■ **Records for this task**
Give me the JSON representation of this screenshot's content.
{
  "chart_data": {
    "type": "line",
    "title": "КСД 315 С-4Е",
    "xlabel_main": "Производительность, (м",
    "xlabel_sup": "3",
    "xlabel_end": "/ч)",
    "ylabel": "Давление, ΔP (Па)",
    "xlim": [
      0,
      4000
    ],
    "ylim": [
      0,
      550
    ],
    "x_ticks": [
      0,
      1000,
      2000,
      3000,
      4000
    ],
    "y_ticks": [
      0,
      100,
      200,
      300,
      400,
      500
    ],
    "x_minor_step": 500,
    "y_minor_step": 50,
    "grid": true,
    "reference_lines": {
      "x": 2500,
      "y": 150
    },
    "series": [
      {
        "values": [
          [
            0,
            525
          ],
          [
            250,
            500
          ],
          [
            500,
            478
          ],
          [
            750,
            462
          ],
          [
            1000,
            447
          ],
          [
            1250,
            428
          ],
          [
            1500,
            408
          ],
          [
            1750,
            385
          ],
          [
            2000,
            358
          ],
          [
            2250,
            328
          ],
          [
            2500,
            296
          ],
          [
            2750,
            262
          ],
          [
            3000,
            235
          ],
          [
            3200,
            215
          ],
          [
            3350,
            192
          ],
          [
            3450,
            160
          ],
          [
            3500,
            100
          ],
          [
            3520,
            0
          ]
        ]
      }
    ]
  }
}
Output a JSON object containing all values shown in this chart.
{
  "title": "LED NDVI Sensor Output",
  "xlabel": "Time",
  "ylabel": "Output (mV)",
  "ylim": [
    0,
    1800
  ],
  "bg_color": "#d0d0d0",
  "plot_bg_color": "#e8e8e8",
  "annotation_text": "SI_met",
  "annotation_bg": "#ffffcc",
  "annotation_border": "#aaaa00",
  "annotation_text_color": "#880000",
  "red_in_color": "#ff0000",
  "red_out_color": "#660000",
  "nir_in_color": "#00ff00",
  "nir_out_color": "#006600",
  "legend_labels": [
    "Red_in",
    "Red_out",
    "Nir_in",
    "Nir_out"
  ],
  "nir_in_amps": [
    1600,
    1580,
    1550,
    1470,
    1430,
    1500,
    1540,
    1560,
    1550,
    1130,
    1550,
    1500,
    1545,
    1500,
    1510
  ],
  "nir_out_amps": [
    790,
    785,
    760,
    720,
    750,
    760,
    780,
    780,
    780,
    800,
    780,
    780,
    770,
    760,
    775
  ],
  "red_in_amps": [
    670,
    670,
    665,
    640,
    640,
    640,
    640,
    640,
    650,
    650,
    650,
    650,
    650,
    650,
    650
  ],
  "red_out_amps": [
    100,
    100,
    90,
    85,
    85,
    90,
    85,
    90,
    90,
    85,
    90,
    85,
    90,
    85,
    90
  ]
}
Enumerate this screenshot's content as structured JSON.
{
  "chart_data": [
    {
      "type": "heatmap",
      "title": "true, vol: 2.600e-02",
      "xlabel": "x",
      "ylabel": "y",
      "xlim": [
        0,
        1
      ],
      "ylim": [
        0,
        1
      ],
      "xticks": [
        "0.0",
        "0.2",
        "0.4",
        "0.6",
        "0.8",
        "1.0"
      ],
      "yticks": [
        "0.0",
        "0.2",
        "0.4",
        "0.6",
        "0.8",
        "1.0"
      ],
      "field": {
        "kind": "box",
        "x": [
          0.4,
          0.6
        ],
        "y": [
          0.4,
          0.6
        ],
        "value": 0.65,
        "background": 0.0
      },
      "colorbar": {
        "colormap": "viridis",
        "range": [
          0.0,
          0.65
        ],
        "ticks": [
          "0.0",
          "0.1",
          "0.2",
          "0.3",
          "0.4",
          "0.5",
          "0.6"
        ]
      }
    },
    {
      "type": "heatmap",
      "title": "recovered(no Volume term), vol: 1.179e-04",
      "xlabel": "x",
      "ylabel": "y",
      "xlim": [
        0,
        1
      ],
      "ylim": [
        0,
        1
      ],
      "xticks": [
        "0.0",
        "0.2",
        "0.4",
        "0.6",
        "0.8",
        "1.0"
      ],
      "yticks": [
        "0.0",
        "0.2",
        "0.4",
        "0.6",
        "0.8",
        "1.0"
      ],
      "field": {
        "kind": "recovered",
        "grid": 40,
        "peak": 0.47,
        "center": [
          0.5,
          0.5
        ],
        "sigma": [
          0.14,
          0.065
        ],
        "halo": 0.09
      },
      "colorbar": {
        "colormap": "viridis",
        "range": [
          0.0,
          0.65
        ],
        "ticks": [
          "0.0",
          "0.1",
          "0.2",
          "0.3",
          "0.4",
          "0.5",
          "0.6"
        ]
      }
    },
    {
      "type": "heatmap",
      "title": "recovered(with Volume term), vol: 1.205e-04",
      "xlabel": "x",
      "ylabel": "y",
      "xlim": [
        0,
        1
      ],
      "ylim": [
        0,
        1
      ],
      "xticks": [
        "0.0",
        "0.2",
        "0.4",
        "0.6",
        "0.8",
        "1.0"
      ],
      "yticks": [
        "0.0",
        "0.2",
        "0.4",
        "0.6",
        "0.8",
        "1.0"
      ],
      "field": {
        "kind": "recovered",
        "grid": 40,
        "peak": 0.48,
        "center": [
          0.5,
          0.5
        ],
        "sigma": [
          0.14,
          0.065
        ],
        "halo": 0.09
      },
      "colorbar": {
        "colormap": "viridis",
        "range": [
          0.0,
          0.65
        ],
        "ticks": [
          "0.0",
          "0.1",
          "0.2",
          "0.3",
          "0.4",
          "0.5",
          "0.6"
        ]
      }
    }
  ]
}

■ **What is expected**
Return the material in full, exactly as shown.

■ **Response below**
Give me the JSON representation of this screenshot's content.
{
  "chart_data": {
    "type": "line",
    "title": "КСД 315 С-4Е",
    "xlabel_main": "Производительность, (м",
    "xlabel_sup": "3",
    "xlabel_end": "/ч)",
    "ylabel": "Давление, ΔP (Па)",
    "xlim": [
      0,
      4000
    ],
    "ylim": [
      0,
      550
    ],
    "x_ticks": [
      0,
      1000,
      2000,
      3000,
      4000
    ],
    "y_ticks": [
      0,
      100,
      200,
      300,
      400,
      500
    ],
    "x_minor_step": 500,
    "y_minor_step": 50,
    "grid": true,
    "reference_lines": {
      "x": 2500,
      "y": 150
    },
    "series": [
      {
        "values": [
          [
            0,
            525
          ],
          [
            250,
            500
          ],
          [
            500,
            478
          ],
          [
            750,
            462
          ],
          [
            1000,
            447
          ],
          [
            1250,
            428
          ],
          [
            1500,
            408
          ],
          [
            1750,
            385
          ],
          [
            2000,
            358
          ],
          [
            2250,
            328
          ],
          [
            2500,
            296
          ],
          [
            2750,
            262
          ],
          [
            3000,
            235
          ],
          [
            3200,
            215
          ],
          [
            3350,
            192
          ],
          [
            3450,
            160
          ],
          [
            3500,
            100
          ],
          [
            3520,
            0
          ]
        ]
      }
    ]
  }
}
Output a JSON object containing all values shown in this chart.
{
  "title": "LED NDVI Sensor Output",
  "xlabel": "Time",
  "ylabel": "Output (mV)",
  "ylim": [
    0,
    1800
  ],
  "bg_color": "#d0d0d0",
  "plot_bg_color": "#e8e8e8",
  "annotation_text": "SI_met",
  "annotation_bg": "#ffffcc",
  "annotation_border": "#aaaa00",
  "annotation_text_color": "#880000",
  "red_in_color": "#ff0000",
  "red_out_color": "#660000",
  "nir_in_color": "#00ff00",
  "nir_out_color": "#006600",
  "legend_labels": [
    "Red_in",
    "Red_out",
    "Nir_in",
    "Nir_out"
  ],
  "nir_in_amps": [
    1600,
    1580,
    1550,
    1470,
    1430,
    1500,
    1540,
    1560,
    1550,
    1130,
    1550,
    1500,
    1545,
    1500,
    1510
  ],
  "nir_out_amps": [
    790,
    785,
    760,
    720,
    750,
    760,
    780,
    780,
    780,
    800,
    780,
    780,
    770,
    760,
    775
  ],
  "red_in_amps": [
    670,
    670,
    665,
    640,
    640,
    640,
    640,
    640,
    650,
    650,
    650,
    650,
    650,
    650,
    650
  ],
  "red_out_amps": [
    100,
    100,
    90,
    85,
    85,
    90,
    85,
    90,
    90,
    85,
    90,
    85,
    90,
    85,
    90
  ]
}
Enumerate this screenshot's content as structured JSON.
{
  "chart_data": [
    {
      "type": "heatmap",
      "title": "true, vol: 2.600e-02",
      "xlabel": "x",
      "ylabel": "y",
      "xlim": [
        0,
        1
      ],
      "ylim": [
        0,
        1
      ],
      "xticks": [
        "0.0",
        "0.2",
        "0.4",
        "0.6",
        "0.8",
        "1.0"
      ],
      "yticks": [
        "0.0",
        "0.2",
        "0.4",
        "0.6",
        "0.8",
        "1.0"
      ],
      "field": {
        "kind": "box",
        "x": [
          0.4,
          0.6
        ],
        "y": [
          0.4,
          0.6
        ],
        "value": 0.65,
        "background": 0.0
      },
      "colorbar": {
        "colormap": "viridis",
        "range": [
          0.0,
          0.65
        ],
        "ticks": [
          "0.0",
          "0.1",
          "0.2",
          "0.3",
          "0.4",
          "0.5",
          "0.6"
        ]
      }
    },
    {
      "type": "heatmap",
      "title": "recovered(no Volume term), vol: 1.179e-04",
      "xlabel": "x",
      "ylabel": "y",
      "xlim": [
        0,
        1
      ],
      "ylim": [
        0,
        1
      ],
      "xticks": [
        "0.0",
        "0.2",
        "0.4",
        "0.6",
        "0.8",
        "1.0"
      ],
      "yticks": [
        "0.0",
        "0.2",
        "0.4",
        "0.6",
        "0.8",
        "1.0"
      ],
      "field": {
        "kind": "recovered",
        "grid": 40,
        "peak": 0.47,
        "center": [
          0.5,
          0.5
        ],
        "sigma": [
          0.14,
          0.065
        ],
        "halo": 0.09
      },
      "colorbar": {
        "colormap": "viridis",
        "range": [
          0.0,
          0.65
        ],
        "ticks": [
          "0.0",
          "0.1",
          "0.2",
          "0.3",
          "0.4",
          "0.5",
          "0.6"
        ]
      }
    },
    {
      "type": "heatmap",
      "title": "recovered(with Volume term), vol: 1.205e-04",
      "xlabel": "x",
      "ylabel": "y",
      "xlim": [
        0,
        1
      ],
      "ylim": [
        0,
        1
      ],
      "xticks": [
        "0.0",
        "0.2",
        "0.4",
        "0.6",
        "0.8",
        "1.0"
      ],
      "yticks": [
        "0.0",
        "0.2",
        "0.4",
        "0.6",
        "0.8",
        "1.0"
      ],
      "field": {
        "kind": "recovered",
        "grid": 40,
        "peak": 0.48,
        "center": [
          0.5,
          0.5
        ],
        "sigma": [
          0.14,
          0.065
        ],
        "halo": 0.09
      },
      "colorbar": {
        "colormap": "viridis",
        "range": [
          0.0,
          0.65
        ],
        "ticks": [
          "0.0",
          "0.1",
          "0.2",
          "0.3",
          "0.4",
          "0.5",
          "0.6"
        ]
      }
    }
  ]
}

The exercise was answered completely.